=== AIM OF THE EXERCISE ===
Using the records below, give the number of lines where the word "this" appears, with no further output.

• • •

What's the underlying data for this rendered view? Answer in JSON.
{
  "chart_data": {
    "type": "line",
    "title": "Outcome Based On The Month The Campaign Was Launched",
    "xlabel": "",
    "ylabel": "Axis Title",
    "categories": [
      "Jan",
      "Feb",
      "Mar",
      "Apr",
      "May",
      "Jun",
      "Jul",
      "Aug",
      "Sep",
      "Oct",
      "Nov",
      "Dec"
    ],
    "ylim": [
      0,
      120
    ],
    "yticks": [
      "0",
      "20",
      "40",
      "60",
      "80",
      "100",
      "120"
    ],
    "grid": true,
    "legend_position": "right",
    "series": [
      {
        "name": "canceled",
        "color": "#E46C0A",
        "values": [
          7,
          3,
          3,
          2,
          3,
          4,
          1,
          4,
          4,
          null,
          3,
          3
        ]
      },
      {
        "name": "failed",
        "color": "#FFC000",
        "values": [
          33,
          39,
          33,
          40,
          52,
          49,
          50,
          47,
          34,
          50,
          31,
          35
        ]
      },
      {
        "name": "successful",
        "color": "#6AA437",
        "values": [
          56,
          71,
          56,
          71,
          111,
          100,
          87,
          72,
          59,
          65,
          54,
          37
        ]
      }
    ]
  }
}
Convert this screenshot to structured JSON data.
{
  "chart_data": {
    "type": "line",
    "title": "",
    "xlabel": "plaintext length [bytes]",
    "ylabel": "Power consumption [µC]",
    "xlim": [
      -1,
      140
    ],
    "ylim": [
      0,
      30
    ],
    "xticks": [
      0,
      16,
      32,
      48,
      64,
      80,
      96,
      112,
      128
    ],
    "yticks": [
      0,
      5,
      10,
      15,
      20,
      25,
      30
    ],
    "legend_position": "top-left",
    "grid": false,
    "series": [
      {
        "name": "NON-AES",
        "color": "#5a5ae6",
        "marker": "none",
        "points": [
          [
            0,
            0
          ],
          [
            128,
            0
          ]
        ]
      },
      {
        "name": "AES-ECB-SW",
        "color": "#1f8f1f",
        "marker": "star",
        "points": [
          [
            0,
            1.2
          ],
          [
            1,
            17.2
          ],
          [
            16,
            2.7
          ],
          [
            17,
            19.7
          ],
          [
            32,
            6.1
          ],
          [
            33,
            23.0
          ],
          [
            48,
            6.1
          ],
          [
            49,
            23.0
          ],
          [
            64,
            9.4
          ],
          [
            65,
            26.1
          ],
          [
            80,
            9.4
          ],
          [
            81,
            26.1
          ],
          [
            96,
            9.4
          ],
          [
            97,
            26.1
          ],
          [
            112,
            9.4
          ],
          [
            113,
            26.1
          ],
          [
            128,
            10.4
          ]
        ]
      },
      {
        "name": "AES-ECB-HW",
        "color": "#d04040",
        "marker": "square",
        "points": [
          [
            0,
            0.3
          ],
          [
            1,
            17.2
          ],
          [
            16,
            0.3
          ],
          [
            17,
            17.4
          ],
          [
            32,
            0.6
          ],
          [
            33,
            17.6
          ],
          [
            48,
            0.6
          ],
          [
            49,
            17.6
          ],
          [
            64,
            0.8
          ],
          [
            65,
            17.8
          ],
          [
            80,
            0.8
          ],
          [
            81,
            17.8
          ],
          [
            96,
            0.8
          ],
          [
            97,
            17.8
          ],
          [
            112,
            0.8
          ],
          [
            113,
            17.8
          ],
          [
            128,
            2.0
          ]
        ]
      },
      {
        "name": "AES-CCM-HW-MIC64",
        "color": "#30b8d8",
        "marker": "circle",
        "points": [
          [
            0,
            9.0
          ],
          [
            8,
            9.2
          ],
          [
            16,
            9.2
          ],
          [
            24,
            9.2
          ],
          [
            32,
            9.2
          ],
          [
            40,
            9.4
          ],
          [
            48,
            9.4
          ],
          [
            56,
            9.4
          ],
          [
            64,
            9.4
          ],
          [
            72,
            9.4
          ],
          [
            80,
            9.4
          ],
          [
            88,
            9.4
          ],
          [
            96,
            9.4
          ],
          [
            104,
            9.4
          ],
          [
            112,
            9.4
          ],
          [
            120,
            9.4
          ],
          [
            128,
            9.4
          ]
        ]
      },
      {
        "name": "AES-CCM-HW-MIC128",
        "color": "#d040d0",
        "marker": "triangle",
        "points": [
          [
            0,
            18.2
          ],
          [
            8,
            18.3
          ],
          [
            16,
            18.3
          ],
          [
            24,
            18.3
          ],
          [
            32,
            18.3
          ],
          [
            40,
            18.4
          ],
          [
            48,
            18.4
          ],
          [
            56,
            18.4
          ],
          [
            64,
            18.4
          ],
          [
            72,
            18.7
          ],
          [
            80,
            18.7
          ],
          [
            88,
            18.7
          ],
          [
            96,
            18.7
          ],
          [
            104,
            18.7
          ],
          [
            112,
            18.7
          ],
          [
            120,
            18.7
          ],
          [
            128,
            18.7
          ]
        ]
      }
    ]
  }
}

• • •

=== COMPLETED TASK ===
2